### Your instructions
Each line below is to be written out in full, exactly as shown.

### Supplied material
· · · · ·

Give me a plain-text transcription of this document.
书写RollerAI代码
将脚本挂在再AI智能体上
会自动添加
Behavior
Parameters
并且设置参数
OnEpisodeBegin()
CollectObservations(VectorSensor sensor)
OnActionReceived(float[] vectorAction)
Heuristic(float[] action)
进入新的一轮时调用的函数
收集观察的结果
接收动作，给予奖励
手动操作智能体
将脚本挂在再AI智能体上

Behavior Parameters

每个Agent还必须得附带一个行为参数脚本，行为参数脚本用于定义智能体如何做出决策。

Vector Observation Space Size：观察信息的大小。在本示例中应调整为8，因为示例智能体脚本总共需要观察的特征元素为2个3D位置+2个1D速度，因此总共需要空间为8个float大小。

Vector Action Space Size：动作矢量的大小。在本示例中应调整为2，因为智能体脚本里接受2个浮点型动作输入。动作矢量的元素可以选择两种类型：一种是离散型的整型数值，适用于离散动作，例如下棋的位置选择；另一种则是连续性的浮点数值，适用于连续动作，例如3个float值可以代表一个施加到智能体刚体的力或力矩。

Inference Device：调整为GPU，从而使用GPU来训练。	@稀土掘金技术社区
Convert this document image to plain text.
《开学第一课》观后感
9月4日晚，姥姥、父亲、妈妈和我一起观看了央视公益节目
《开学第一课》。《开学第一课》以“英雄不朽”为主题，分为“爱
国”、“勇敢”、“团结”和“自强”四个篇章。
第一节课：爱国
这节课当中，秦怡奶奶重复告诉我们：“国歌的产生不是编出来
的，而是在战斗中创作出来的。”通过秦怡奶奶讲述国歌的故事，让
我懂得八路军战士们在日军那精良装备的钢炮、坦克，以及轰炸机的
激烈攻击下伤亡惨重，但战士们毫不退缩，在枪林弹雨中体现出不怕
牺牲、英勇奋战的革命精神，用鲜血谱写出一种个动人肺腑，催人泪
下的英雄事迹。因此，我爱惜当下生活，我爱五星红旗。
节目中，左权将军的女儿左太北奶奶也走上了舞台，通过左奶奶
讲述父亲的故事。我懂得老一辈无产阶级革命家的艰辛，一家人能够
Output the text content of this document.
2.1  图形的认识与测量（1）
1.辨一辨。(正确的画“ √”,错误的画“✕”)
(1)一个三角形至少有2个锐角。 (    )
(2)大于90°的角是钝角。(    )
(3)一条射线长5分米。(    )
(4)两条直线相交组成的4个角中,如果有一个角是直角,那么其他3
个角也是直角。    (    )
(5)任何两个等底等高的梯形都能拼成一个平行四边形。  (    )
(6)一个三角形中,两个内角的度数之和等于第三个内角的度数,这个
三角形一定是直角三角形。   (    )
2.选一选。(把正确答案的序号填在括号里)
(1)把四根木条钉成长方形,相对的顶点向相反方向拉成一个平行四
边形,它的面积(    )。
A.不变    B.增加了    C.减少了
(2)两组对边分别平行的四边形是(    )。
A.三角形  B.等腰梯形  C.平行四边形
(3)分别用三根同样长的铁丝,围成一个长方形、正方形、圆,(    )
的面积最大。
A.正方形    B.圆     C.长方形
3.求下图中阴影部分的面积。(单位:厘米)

· · · · ·

### Result below
Give me a plain-text transcription of this document.
书写RollerAI代码
将脚本挂在再AI智能体上
会自动添加
Behavior
Parameters
并且设置参数
OnEpisodeBegin()
CollectObservations(VectorSensor sensor)
OnActionReceived(float[] vectorAction)
Heuristic(float[] action)
进入新的一轮时调用的函数
收集观察的结果
接收动作，给予奖励
手动操作智能体
将脚本挂在再AI智能体上

Behavior Parameters

每个Agent还必须得附带一个行为参数脚本，行为参数脚本用于定义智能体如何做出决策。

Vector Observation Space Size：观察信息的大小。在本示例中应调整为8，因为示例智能体脚本总共需要观察的特征元素为2个3D位置+2个1D速度，因此总共需要空间为8个float大小。

Vector Action Space Size：动作矢量的大小。在本示例中应调整为2，因为智能体脚本里接受2个浮点型动作输入。动作矢量的元素可以选择两种类型：一种是离散型的整型数值，适用于离散动作，例如下棋的位置选择；另一种则是连续性的浮点数值，适用于连续动作，例如3个float值可以代表一个施加到智能体刚体的力或力矩。

Inference Device：调整为GPU，从而使用GPU来训练。	@稀土掘金技术社区
Convert this document image to plain text.
《开学第一课》观后感
9月4日晚，姥姥、父亲、妈妈和我一起观看了央视公益节目
《开学第一课》。《开学第一课》以“英雄不朽”为主题，分为“爱
国”、“勇敢”、“团结”和“自强”四个篇章。
第一节课：爱国
这节课当中，秦怡奶奶重复告诉我们：“国歌的产生不是编出来
的，而是在战斗中创作出来的。”通过秦怡奶奶讲述国歌的故事，让
我懂得八路军战士们在日军那精良装备的钢炮、坦克，以及轰炸机的
激烈攻击下伤亡惨重，但战士们毫不退缩，在枪林弹雨中体现出不怕
牺牲、英勇奋战的革命精神，用鲜血谱写出一种个动人肺腑，催人泪
下的英雄事迹。因此，我爱惜当下生活，我爱五星红旗。
节目中，左权将军的女儿左太北奶奶也走上了舞台，通过左奶奶
讲述父亲的故事。我懂得老一辈无产阶级革命家的艰辛，一家人能够
Output the text content of this document.
2.1  图形的认识与测量（1）
1.辨一辨。(正确的画“ √”,错误的画“✕”)
(1)一个三角形至少有2个锐角。 (    )
(2)大于90°的角是钝角。(    )
(3)一条射线长5分米。(    )
(4)两条直线相交组成的4个角中,如果有一个角是直角,那么其他3
个角也是直角。    (    )
(5)任何两个等底等高的梯形都能拼成一个平行四边形。  (    )
(6)一个三角形中,两个内角的度数之和等于第三个内角的度数,这个
三角形一定是直角三角形。   (    )
2.选一选。(把正确答案的序号填在括号里)
(1)把四根木条钉成长方形,相对的顶点向相反方向拉成一个平行四
边形,它的面积(    )。
A.不变    B.增加了    C.减少了
(2)两组对边分别平行的四边形是(    )。
A.三角形  B.等腰梯形  C.平行四边形
(3)分别用三根同样长的铁丝,围成一个长方形、正方形、圆,(    )
的面积最大。
A.正方形    B.圆     C.长方形
3.求下图中阴影部分的面积。(单位:厘米)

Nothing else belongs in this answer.